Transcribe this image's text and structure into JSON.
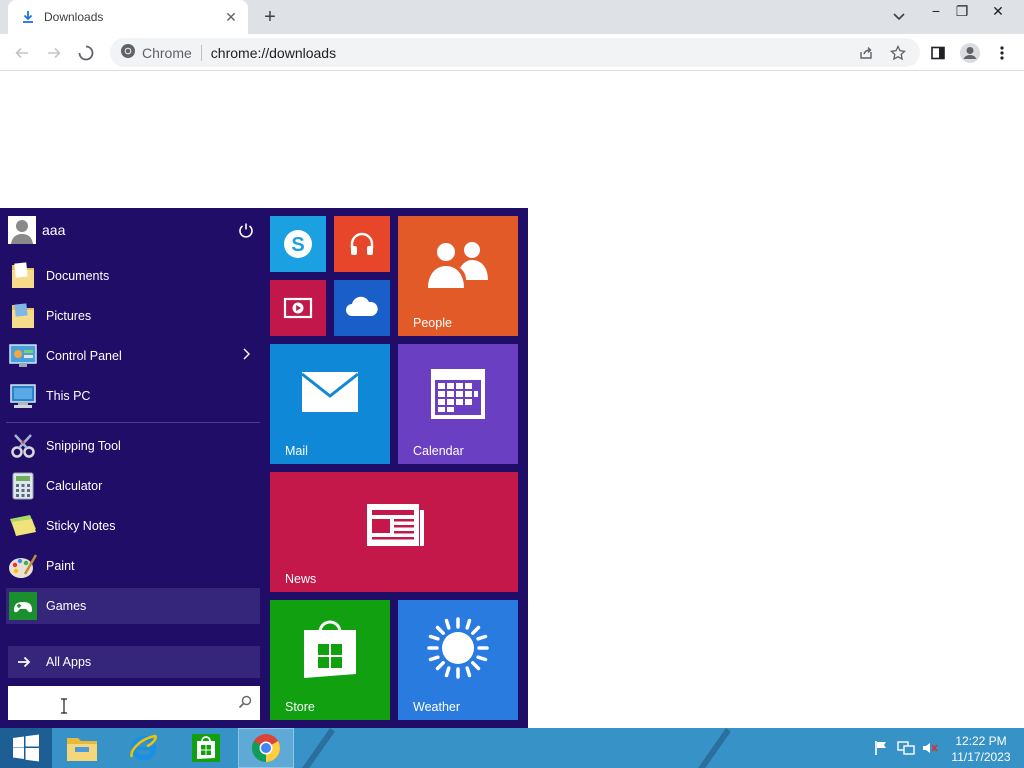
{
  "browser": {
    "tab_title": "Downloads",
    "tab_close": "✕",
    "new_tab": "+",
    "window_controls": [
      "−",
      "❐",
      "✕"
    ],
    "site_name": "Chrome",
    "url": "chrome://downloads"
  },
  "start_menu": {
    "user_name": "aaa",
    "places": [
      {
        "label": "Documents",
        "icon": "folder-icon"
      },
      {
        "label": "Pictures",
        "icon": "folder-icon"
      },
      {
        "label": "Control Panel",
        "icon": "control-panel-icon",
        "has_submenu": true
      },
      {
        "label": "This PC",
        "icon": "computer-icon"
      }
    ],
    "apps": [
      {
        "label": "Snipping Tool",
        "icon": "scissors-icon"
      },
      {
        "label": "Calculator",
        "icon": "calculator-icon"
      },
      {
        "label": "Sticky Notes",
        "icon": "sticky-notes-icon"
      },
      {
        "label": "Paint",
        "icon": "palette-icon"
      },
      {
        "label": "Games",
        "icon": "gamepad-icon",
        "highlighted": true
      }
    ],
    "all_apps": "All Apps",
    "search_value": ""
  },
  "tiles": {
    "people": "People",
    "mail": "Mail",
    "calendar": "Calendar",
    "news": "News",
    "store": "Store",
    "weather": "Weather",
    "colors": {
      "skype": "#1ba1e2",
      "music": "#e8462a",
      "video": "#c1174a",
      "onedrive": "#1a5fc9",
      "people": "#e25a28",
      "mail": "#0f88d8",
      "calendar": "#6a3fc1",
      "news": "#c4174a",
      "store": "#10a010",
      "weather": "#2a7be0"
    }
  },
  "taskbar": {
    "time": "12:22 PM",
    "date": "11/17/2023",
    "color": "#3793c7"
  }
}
...
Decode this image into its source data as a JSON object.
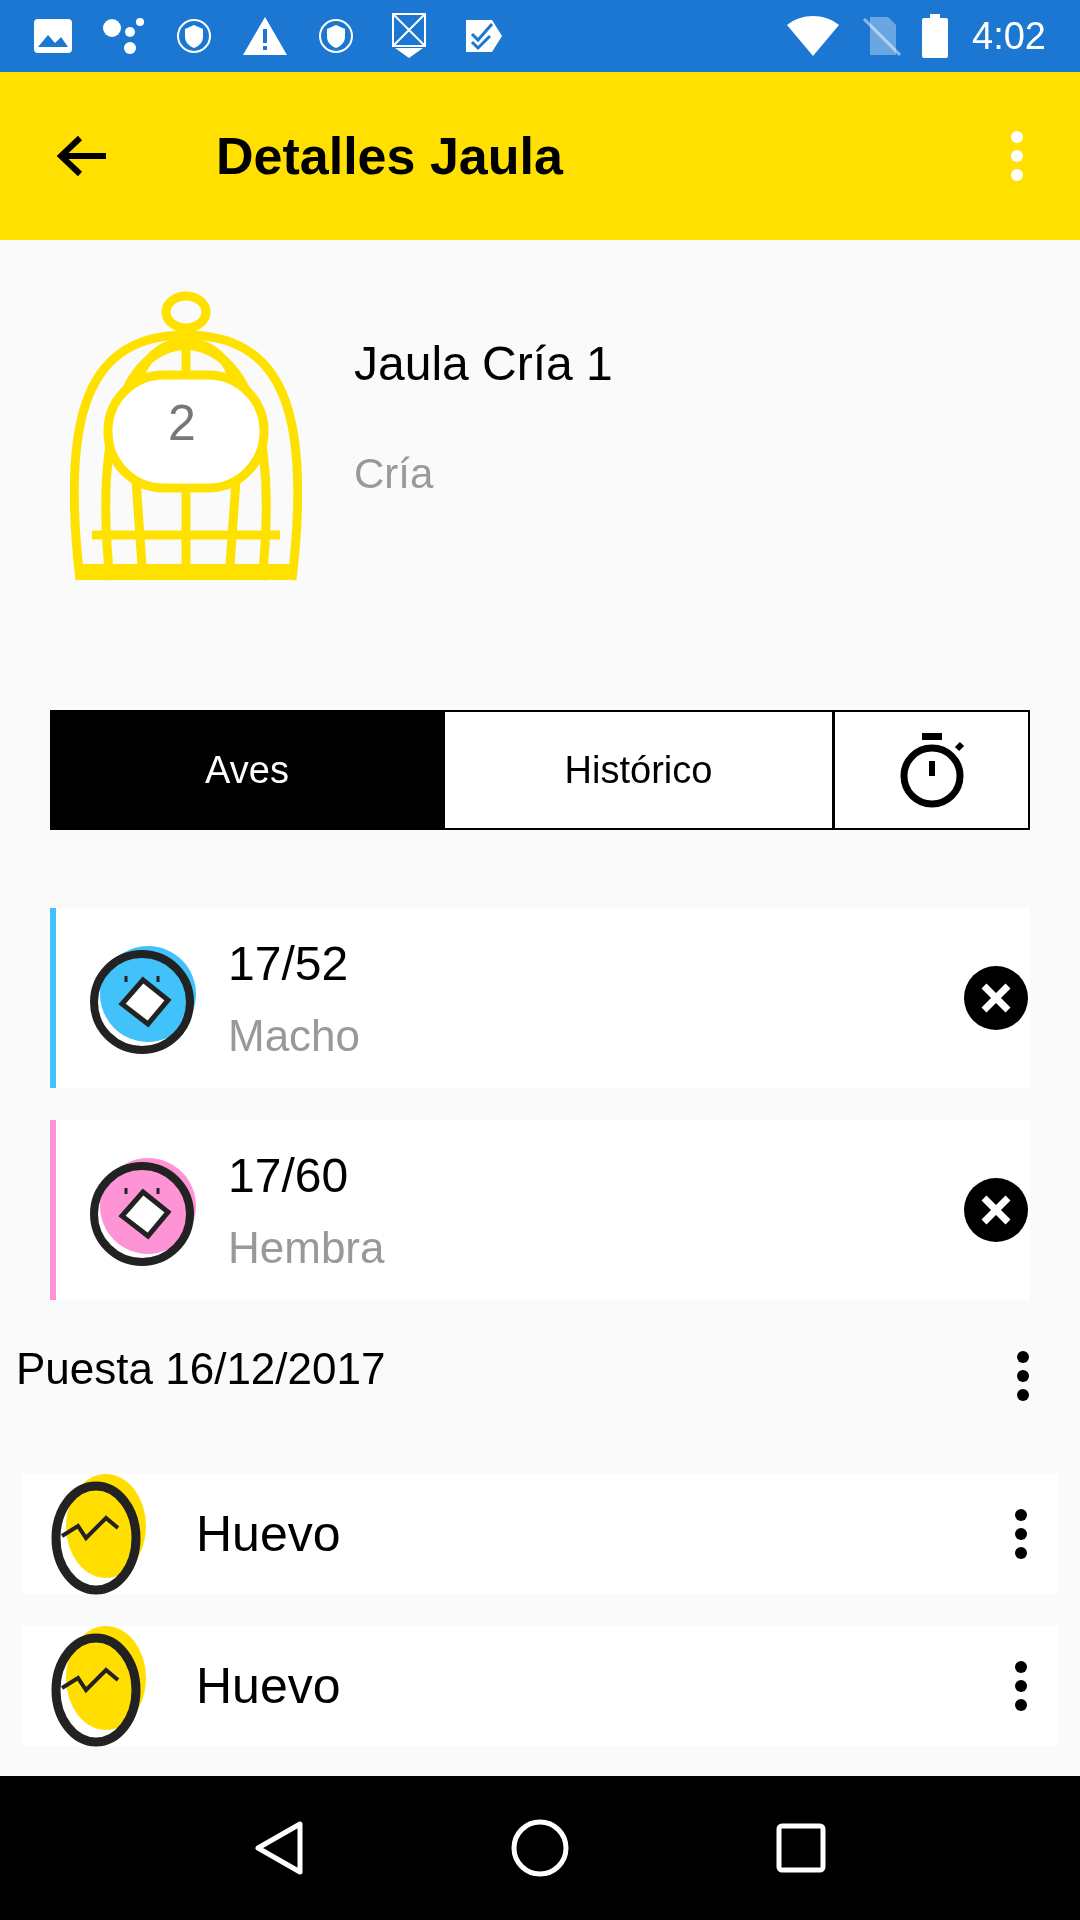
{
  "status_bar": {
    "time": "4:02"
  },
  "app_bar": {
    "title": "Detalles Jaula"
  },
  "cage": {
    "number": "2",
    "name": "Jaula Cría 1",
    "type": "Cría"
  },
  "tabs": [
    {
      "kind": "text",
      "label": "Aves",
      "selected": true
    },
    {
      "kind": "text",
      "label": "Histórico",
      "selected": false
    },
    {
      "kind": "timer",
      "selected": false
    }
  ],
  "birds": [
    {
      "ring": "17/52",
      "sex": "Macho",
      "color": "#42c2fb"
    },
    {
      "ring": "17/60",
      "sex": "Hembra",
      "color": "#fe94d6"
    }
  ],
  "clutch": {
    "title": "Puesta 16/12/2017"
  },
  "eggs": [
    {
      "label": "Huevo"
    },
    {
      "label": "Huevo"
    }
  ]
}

__Task description__.
Reproduce each line of the entries in which the word "into" is found.

__Response to this exercise__.
Transcribe this image's text and structure into JSON.
Decode this image into its source data as a JSON object.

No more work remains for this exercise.